• _STATED GOAL_: Locate the string "xlabel" in the records below. Copy every line where it occurs.

• _INPUT FOR THIS TASK_:

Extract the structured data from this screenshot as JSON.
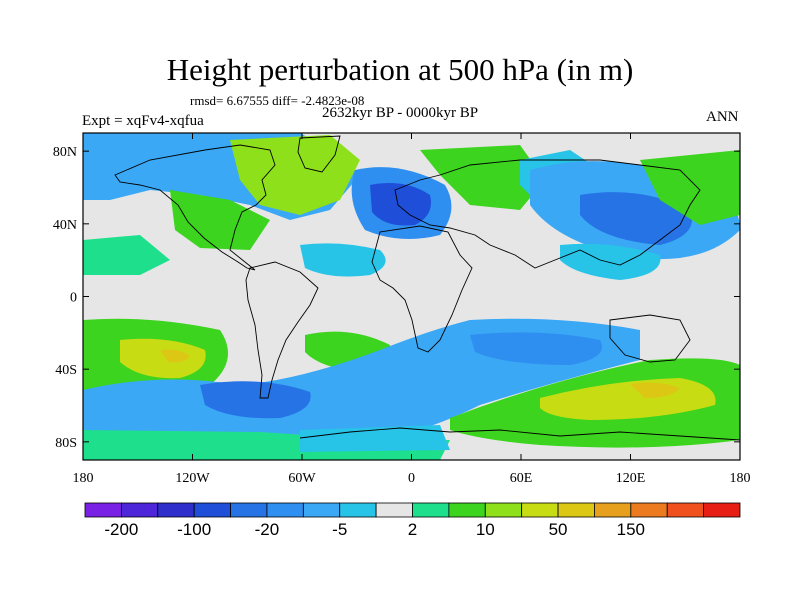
{
  "title": "Height perturbation at 500 hPa (in m)",
  "stats": "rmsd= 6.67555 diff= -2.4823e-08",
  "period": "2632kyr BP - 0000kyr BP",
  "experiment": "Expt = xqFv4-xqfua",
  "season": "ANN",
  "axes": {
    "lat_labels": [
      "80N",
      "40N",
      "0",
      "40S",
      "80S"
    ],
    "lat_values": [
      80,
      40,
      0,
      -40,
      -80
    ],
    "lon_labels": [
      "180",
      "120W",
      "60W",
      "0",
      "60E",
      "120E",
      "180"
    ],
    "lon_values": [
      -180,
      -120,
      -60,
      0,
      60,
      120,
      180
    ],
    "lat_range": [
      -90,
      90
    ],
    "lon_range": [
      -180,
      180
    ]
  },
  "colorbar": {
    "colors": [
      "#7a21e6",
      "#4d26d9",
      "#2f2fcc",
      "#1f4fd9",
      "#2673e6",
      "#2f8ff0",
      "#3aa8f5",
      "#27c4e8",
      "#e6e6e6",
      "#1ee08c",
      "#3cd41e",
      "#8ee01a",
      "#c8dc14",
      "#dcc814",
      "#e6a01e",
      "#ec7a1e",
      "#f0501e",
      "#e61e14"
    ],
    "labels": [
      "-200",
      "-100",
      "-20",
      "-5",
      "2",
      "10",
      "50",
      "150"
    ]
  },
  "icons": [
    "world-continents"
  ]
}
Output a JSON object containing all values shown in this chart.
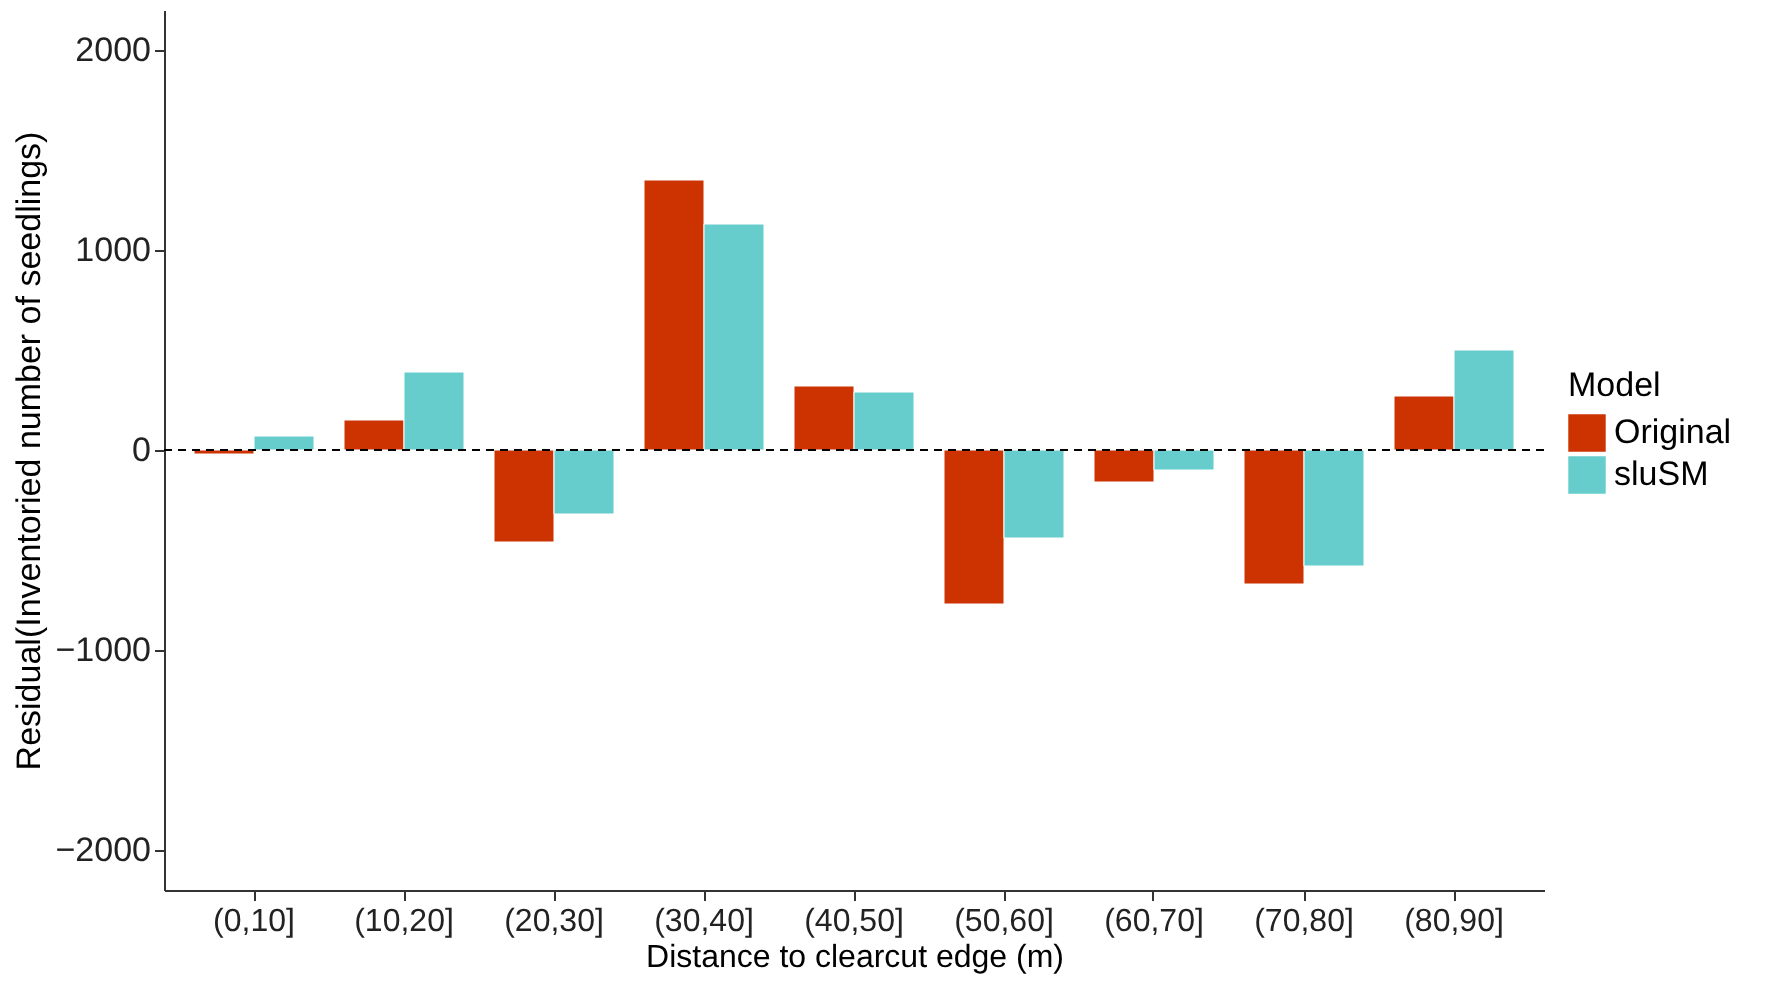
{
  "chart_data": {
    "type": "bar",
    "xlabel": "Distance to clearcut edge (m)",
    "ylabel": "Residual(Inventoried number of seedlings)",
    "legend_title": "Model",
    "categories": [
      "(0,10]",
      "(10,20]",
      "(20,30]",
      "(30,40]",
      "(40,50]",
      "(50,60]",
      "(60,70]",
      "(70,80]",
      "(80,90]"
    ],
    "series": [
      {
        "name": "Original",
        "color": "#cc3300",
        "values": [
          -20,
          150,
          -460,
          1350,
          320,
          -770,
          -160,
          -670,
          270
        ]
      },
      {
        "name": "sluSM",
        "color": "#66cccc",
        "values": [
          70,
          390,
          -320,
          1130,
          290,
          -440,
          -100,
          -580,
          500
        ]
      }
    ],
    "ylim": [
      -2200,
      2200
    ],
    "yticks": [
      -2000,
      -1000,
      0,
      1000,
      2000
    ],
    "grid": false,
    "legend": "right",
    "ref_lines": [
      {
        "axis": "y",
        "value": 0,
        "color": "#000000",
        "line_style": "dashed"
      }
    ]
  }
}
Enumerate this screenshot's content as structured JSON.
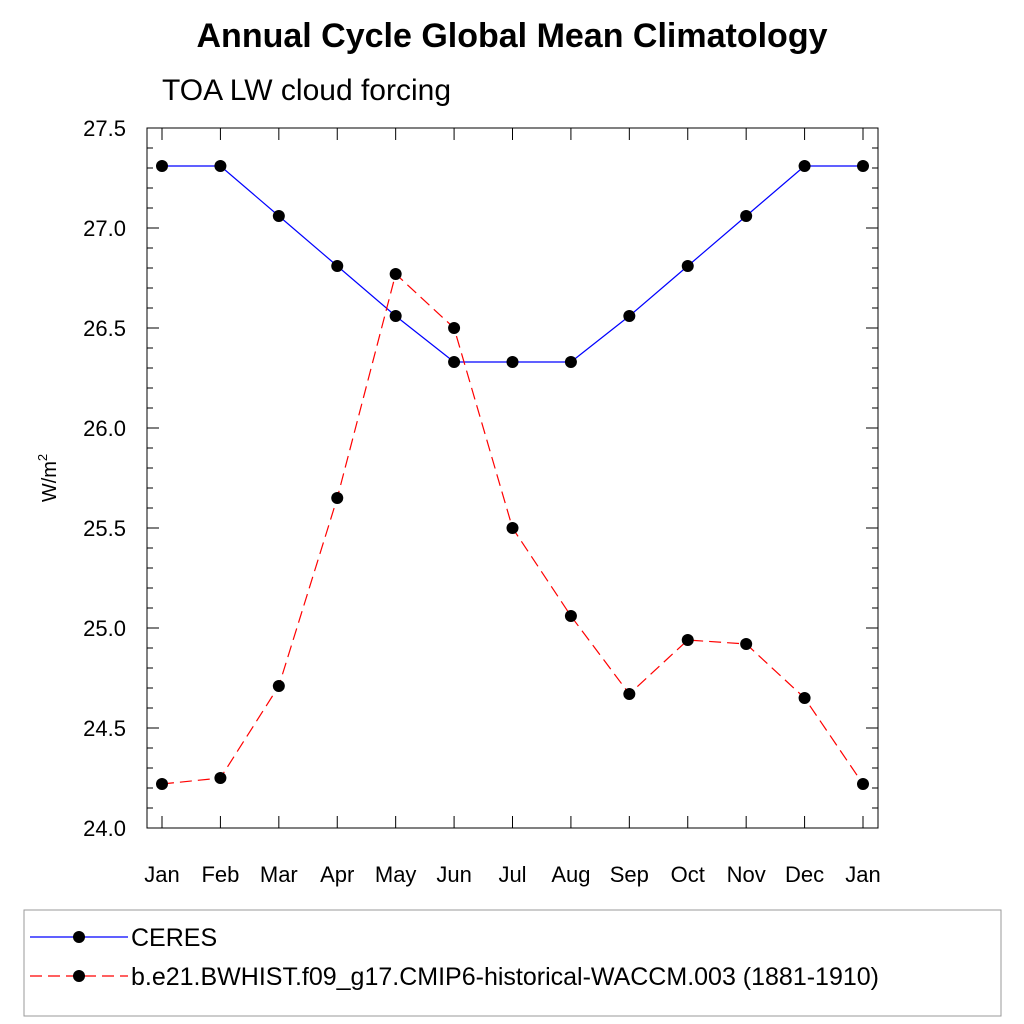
{
  "chart_data": {
    "type": "line",
    "title": "Annual Cycle Global Mean Climatology",
    "subtitle": "TOA LW cloud forcing",
    "ylabel": "W/m",
    "ylabel_superscript": "2",
    "xlabel": "",
    "categories": [
      "Jan",
      "Feb",
      "Mar",
      "Apr",
      "May",
      "Jun",
      "Jul",
      "Aug",
      "Sep",
      "Oct",
      "Nov",
      "Dec",
      "Jan"
    ],
    "ylim": [
      24.0,
      27.5
    ],
    "yticks": [
      "24.0",
      "24.5",
      "25.0",
      "25.5",
      "26.0",
      "26.5",
      "27.0",
      "27.5"
    ],
    "grid": false,
    "legend_placement": "bottom",
    "series": [
      {
        "name": "CERES",
        "color": "#0000ff",
        "line_style": "solid",
        "marker": "filled-circle",
        "values": [
          27.31,
          27.31,
          27.06,
          26.81,
          26.56,
          26.33,
          26.33,
          26.33,
          26.56,
          26.81,
          27.06,
          27.31,
          27.31
        ]
      },
      {
        "name": "b.e21.BWHIST.f09_g17.CMIP6-historical-WACCM.003 (1881-1910)",
        "color": "#ff0000",
        "line_style": "dashed",
        "marker": "filled-circle",
        "values": [
          24.22,
          24.25,
          24.71,
          25.65,
          26.77,
          26.5,
          25.5,
          25.06,
          24.67,
          24.94,
          24.92,
          24.65,
          24.22
        ]
      }
    ]
  }
}
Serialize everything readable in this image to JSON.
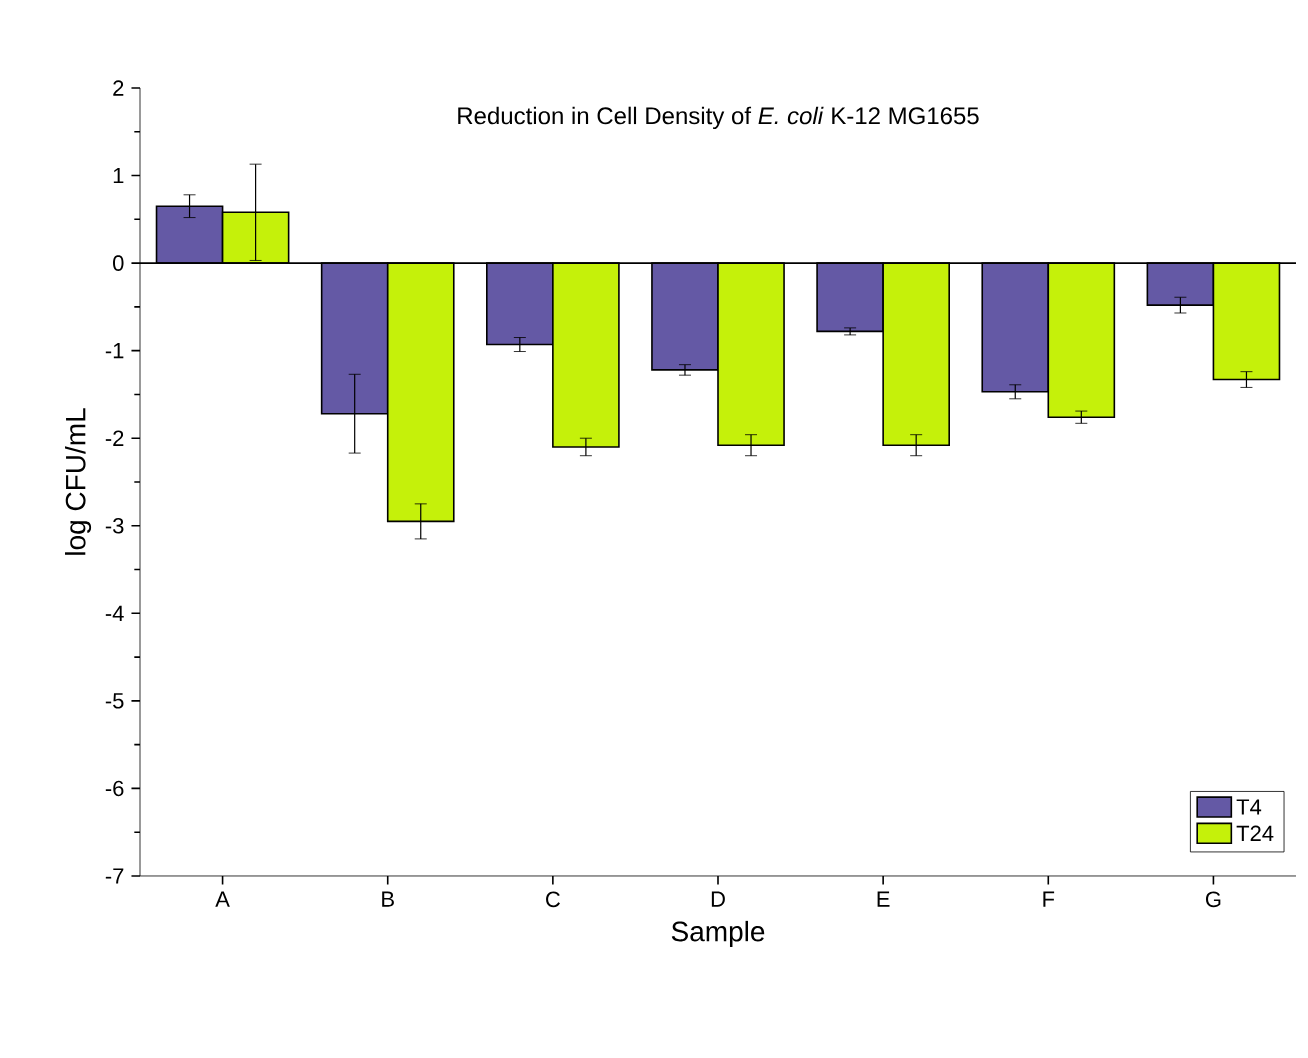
{
  "chart_data": {
    "type": "bar",
    "title": "Reduction in Cell Density of *E. coli* K-12 MG1655",
    "xlabel": "Sample",
    "ylabel": "log CFU/mL",
    "categories": [
      "A",
      "B",
      "C",
      "D",
      "E",
      "F",
      "G"
    ],
    "series": [
      {
        "name": "T4",
        "color": "#6459a5",
        "values": [
          0.65,
          -1.72,
          -0.93,
          -1.22,
          -0.78,
          -1.47,
          -0.48
        ],
        "errors": [
          0.13,
          0.45,
          0.08,
          0.06,
          0.04,
          0.08,
          0.09
        ]
      },
      {
        "name": "T24",
        "color": "#c5f10a",
        "values": [
          0.58,
          -2.95,
          -2.1,
          -2.08,
          -2.08,
          -1.76,
          -1.33
        ],
        "errors": [
          0.55,
          0.2,
          0.1,
          0.12,
          0.12,
          0.07,
          0.09
        ]
      }
    ],
    "ylim": [
      -7,
      2
    ],
    "yticks": [
      -7,
      -6,
      -5,
      -4,
      -3,
      -2,
      -1,
      0,
      1,
      2
    ],
    "legend": "bottom right"
  }
}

• _EXPECTED OUTPUT_:
    "xlabel": "Distance to clearcut edge (m)",
    "xlabel": "",
    "xlabel": "Sample",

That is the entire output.